Gather all lines in the entries below that include the word "射线荧光光谱法".

-- start DATA IN THIS EXERCISE --

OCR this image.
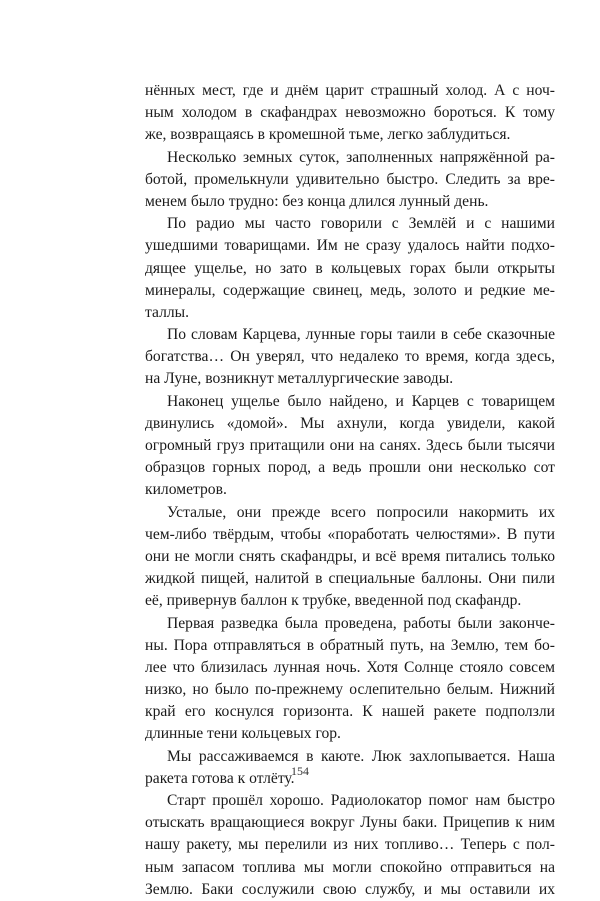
нённых мест, где и днём царит страшный холод. А с ноч-
ным холодом в скафандрах невозможно бороться. К тому
же, возвращаясь в кромешной тьме, легко заблудиться.
Несколько земных суток, заполненных напряжённой ра-
ботой, промелькнули удивительно быстро. Следить за вре-
менем было трудно: без конца длился лунный день.
По радио мы часто говорили с Землёй и с нашими
ушедшими товарищами. Им не сразу удалось найти подхо-
дящее ущелье, но зато в кольцевых горах были открыты
минералы, содержащие свинец, медь, золото и редкие ме-
таллы.
По словам Карцева, лунные горы таили в себе сказочные
богатства… Он уверял, что недалеко то время, когда здесь,
на Луне, возникнут металлургические заводы.
Наконец ущелье было найдено, и Карцев с товарищем
двинулись «домой». Мы ахнули, когда увидели, какой
огромный груз притащили они на санях. Здесь были тысячи
образцов горных пород, а ведь прошли они несколько сот
километров.
Усталые, они прежде всего попросили накормить их
чем-либо твёрдым, чтобы «поработать челюстями». В пути
они не могли снять скафандры, и всё время питались только
жидкой пищей, налитой в специальные баллоны. Они пили
её, привернув баллон к трубке, введенной под скафандр.
Первая разведка была проведена, работы были закончe-
ны. Пора отправляться в обратный путь, на Землю, тем бо-
лее что близилась лунная ночь. Хотя Солнце стояло совсем
низко, но было по-прежнему ослепительно белым. Нижний
край его коснулся горизонта. К нашей ракете подползли
длинные тени кольцевых гор.
Мы рассаживаемся в каюте. Люк захлопывается. Наша
ракета готова к отлёту.
Старт прошёл хорошо. Радиолокатор помог нам быстро
отыскать вращающиеся вокруг Луны баки. Прицепив к ним
нашу ракету, мы перелили из них топливо… Теперь с пол-
ным запасом топлива мы могли спокойно отправиться на
Землю. Баки сослужили свою службу, и мы оставили их
154
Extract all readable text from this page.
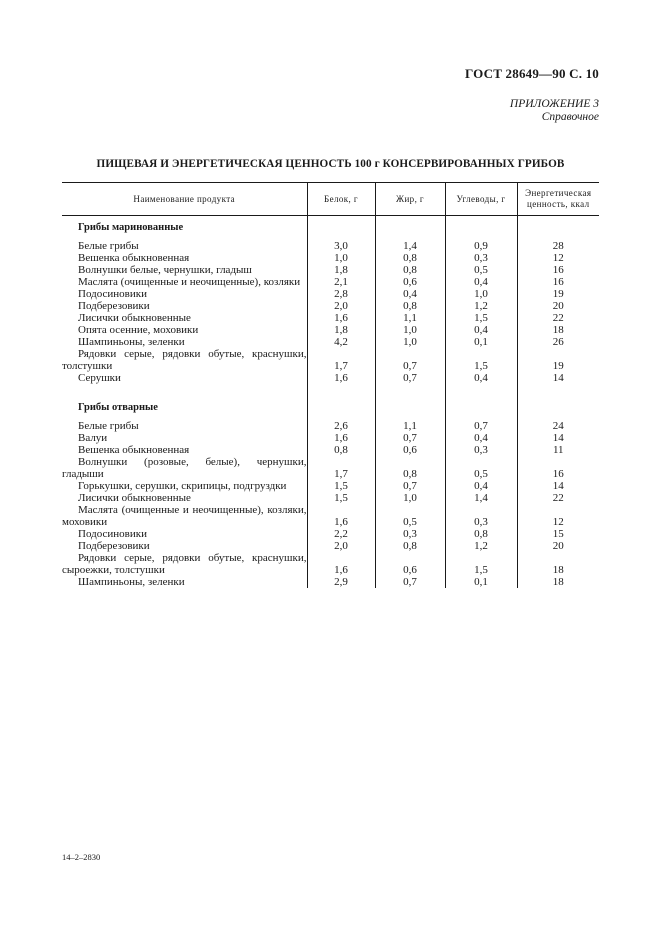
ГОСТ 28649—90 С. 10
ПРИЛОЖЕНИЕ 3
Справочное
ПИЩЕВАЯ И ЭНЕРГЕТИЧЕСКАЯ ЦЕННОСТЬ 100 г КОНСЕРВИРОВАННЫХ ГРИБОВ
Наименование продукта	Белок, г	Жир, г	Углеводы, г	Энергетическая ценность, ккал
Грибы маринованные				
Белые грибы	3,0	1,4	0,9	28
Вешенка обыкновенная	1,0	0,8	0,3	12
Волнушки белые, чернушки, гладыш	1,8	0,8	0,5	16
Маслята (очищенные и неочищенные), козляки	2,1	0,6	0,4	16
Подосиновики	2,8	0,4	1,0	19
Подберезовики	2,0	0,8	1,2	20
Лисички обыкновенные	1,6	1,1	1,5	22
Опята осенние, моховики	1,8	1,0	0,4	18
Шампиньоны, зеленки	4,2	1,0	0,1	26
Рядовки серые, рядовки обутые, краснушки, толстушки	1,7	0,7	1,5	19
Серушки	1,6	0,7	0,4	14

Грибы отварные				
Белые грибы	2,6	1,1	0,7	24
Валуи	1,6	0,7	0,4	14
Вешенка обыкновенная	0,8	0,6	0,3	11
Волнушки (розовые, белые), чернушки, гладыши	1,7	0,8	0,5	16
Горькушки, серушки, скрипицы, подгруздки	1,5	0,7	0,4	14
Лисички обыкновенные	1,5	1,0	1,4	22
Маслята (очищенные и неочищенные), козляки, моховики	1,6	0,5	0,3	12
Подосиновики	2,2	0,3	0,8	15
Подберезовики	2,0	0,8	1,2	20
Рядовки серые, рядовки обутые, краснушки, сыроежки, толстушки	1,6	0,6	1,5	18
Шампиньоны, зеленки	2,9	0,7	0,1	18
14–2–2830
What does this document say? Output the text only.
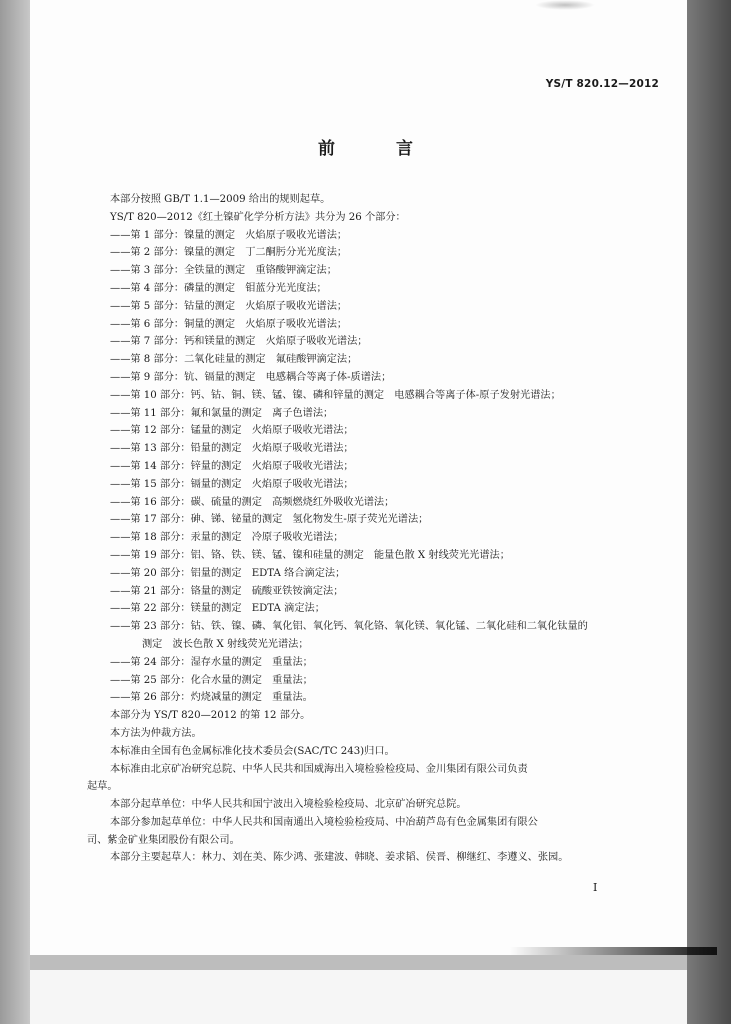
YS/T 820.12—2012
前　言
本部分按照 GB/T 1.1—2009 给出的规则起草。
YS/T 820—2012《红土镍矿化学分析方法》共分为 26 个部分：
——第 1 部分：镍量的测定　火焰原子吸收光谱法；
——第 2 部分：镍量的测定　丁二酮肟分光光度法；
——第 3 部分：全铁量的测定　重铬酸钾滴定法；
——第 4 部分：磷量的测定　钼蓝分光光度法；
——第 5 部分：钴量的测定　火焰原子吸收光谱法；
——第 6 部分：铜量的测定　火焰原子吸收光谱法；
——第 7 部分：钙和镁量的测定　火焰原子吸收光谱法；
——第 8 部分：二氧化硅量的测定　氟硅酸钾滴定法；
——第 9 部分：钪、镉量的测定　电感耦合等离子体-质谱法；
——第 10 部分：钙、钴、铜、镁、锰、镍、磷和锌量的测定　电感耦合等离子体-原子发射光谱法；
——第 11 部分：氟和氯量的测定　离子色谱法；
——第 12 部分：锰量的测定　火焰原子吸收光谱法；
——第 13 部分：铅量的测定　火焰原子吸收光谱法；
——第 14 部分：锌量的测定　火焰原子吸收光谱法；
——第 15 部分：镉量的测定　火焰原子吸收光谱法；
——第 16 部分：碳、硫量的测定　高频燃烧红外吸收光谱法；
——第 17 部分：砷、锑、铋量的测定　氢化物发生-原子荧光光谱法；
——第 18 部分：汞量的测定　冷原子吸收光谱法；
——第 19 部分：铝、铬、铁、镁、锰、镍和硅量的测定　能量色散 X 射线荧光光谱法；
——第 20 部分：铝量的测定　EDTA 络合滴定法；
——第 21 部分：铬量的测定　硫酸亚铁铵滴定法；
——第 22 部分：镁量的测定　EDTA 滴定法；
——第 23 部分：钴、铁、镍、磷、氧化铝、氧化钙、氧化铬、氧化镁、氧化锰、二氧化硅和二氧化钛量的
测定　波长色散 X 射线荧光光谱法；
——第 24 部分：湿存水量的测定　重量法；
——第 25 部分：化合水量的测定　重量法；
——第 26 部分：灼烧减量的测定　重量法。
本部分为 YS/T 820—2012 的第 12 部分。
本方法为仲裁方法。
本标准由全国有色金属标准化技术委员会(SAC/TC 243)归口。
本标准由北京矿冶研究总院、中华人民共和国威海出入境检验检疫局、金川集团有限公司负责
起草。
本部分起草单位：中华人民共和国宁波出入境检验检疫局、北京矿冶研究总院。
本部分参加起草单位：中华人民共和国南通出入境检验检疫局、中冶葫芦岛有色金属集团有限公
司、紫金矿业集团股份有限公司。
本部分主要起草人：林力、刘在美、陈少鸿、张建波、韩晓、姜求韬、侯晋、柳继红、李遵义、张园。
I
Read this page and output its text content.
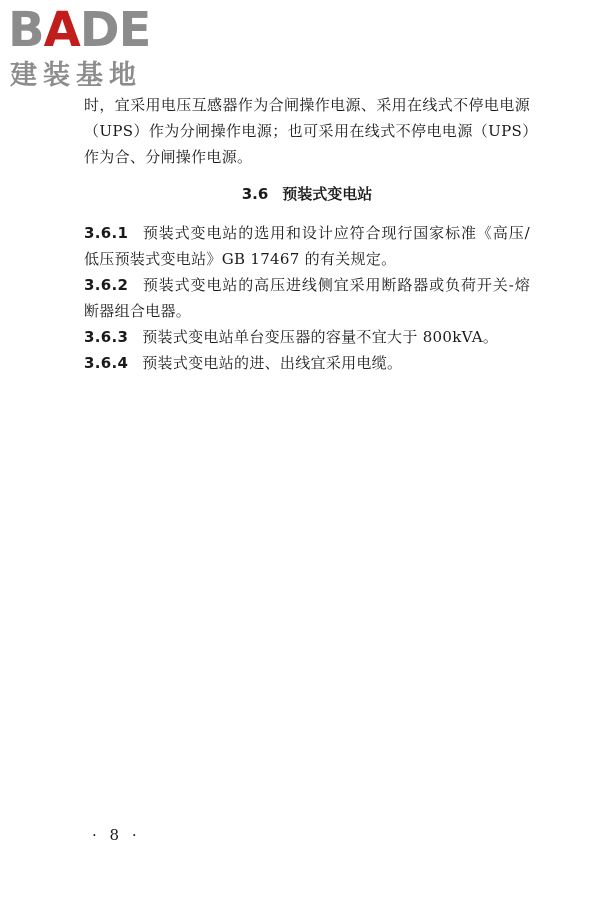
BADE
建装基地

时，宜采用电压互感器作为合闸操作电源、采用在线式不停电电源（UPS）作为分闸操作电源；也可采用在线式不停电电源（UPS）作为合、分闸操作电源。

3.6 预装式变电站

3.6.1 预装式变电站的选用和设计应符合现行国家标准《高压/低压预装式变电站》GB 17467 的有关规定。

3.6.2 预装式变电站的高压进线侧宜采用断路器或负荷开关-熔断器组合电器。

3.6.3 预装式变电站单台变压器的容量不宜大于 800kVA。

3.6.4 预装式变电站的进、出线宜采用电缆。

· 8 ·
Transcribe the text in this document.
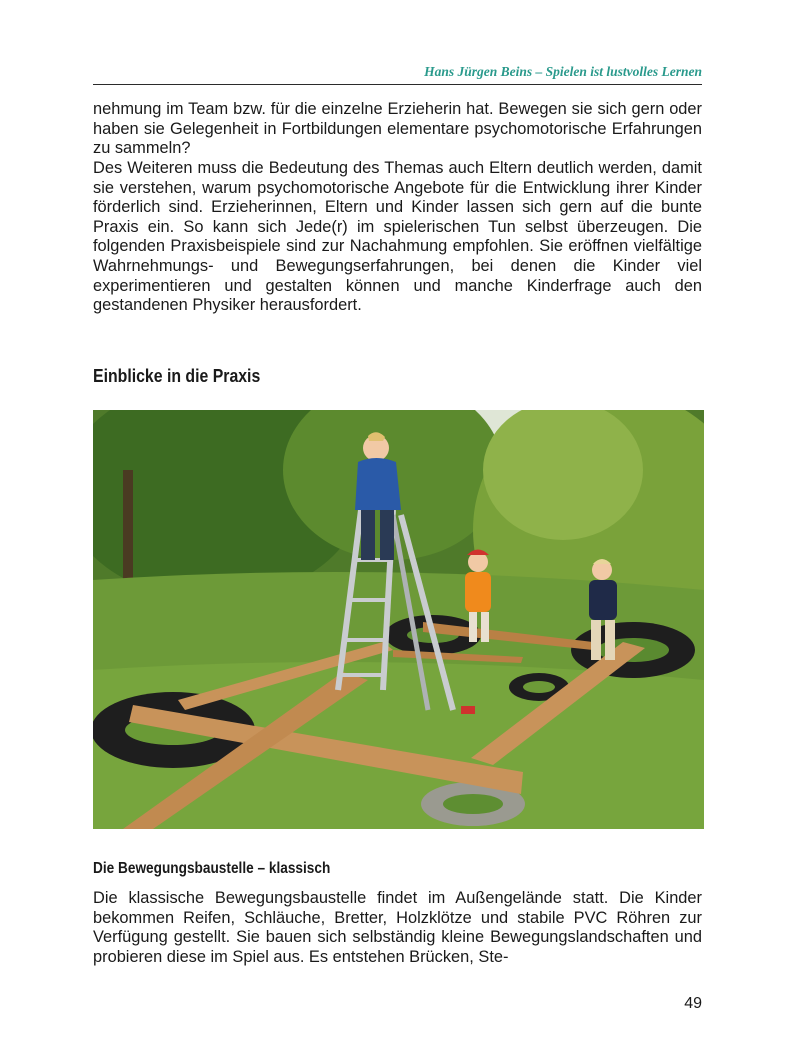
Hans Jürgen Beins – Spielen ist lustvolles Lernen

nehmung im Team bzw. für die einzelne Erzieherin hat. Bewegen sie sich gern oder haben sie Gelegenheit in Fortbildungen elementare psychomotorische Erfahrungen zu sammeln?

Des Weiteren muss die Bedeutung des Themas auch Eltern deutlich werden, damit sie verstehen, warum psychomotorische Angebote für die Entwicklung ihrer Kinder förderlich sind. Erzieherinnen, Eltern und Kinder lassen sich gern auf die bunte Praxis ein. So kann sich Jede(r) im spielerischen Tun selbst überzeugen. Die folgenden Praxisbeispiele sind zur Nachahmung empfohlen. Sie eröffnen vielfältige Wahrnehmungs- und Bewegungserfahrungen, bei denen die Kinder viel experimentieren und gestalten können und manche Kinderfrage auch den gestandenen Physiker herausfordert.

Einblicke in die Praxis
Die Bewegungsbaustelle – klassisch

Die klassische Bewegungsbaustelle findet im Außengelände statt. Die Kinder bekommen Reifen, Schläuche, Bretter, Holzklötze und stabile PVC Röhren zur Verfügung gestellt. Sie bauen sich selbständig kleine Bewegungslandschaften und probieren diese im Spiel aus. Es entstehen Brücken, Ste-

49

-- end DATA IN THIS EXERCISE --

## FINISHED EXERCISE
——第 19 部分：铝、铬、铁、镁、锰、镍和硅量的测定　能量色散 X 射线荧光光谱法；
测定　波长色散 X 射线荧光光谱法；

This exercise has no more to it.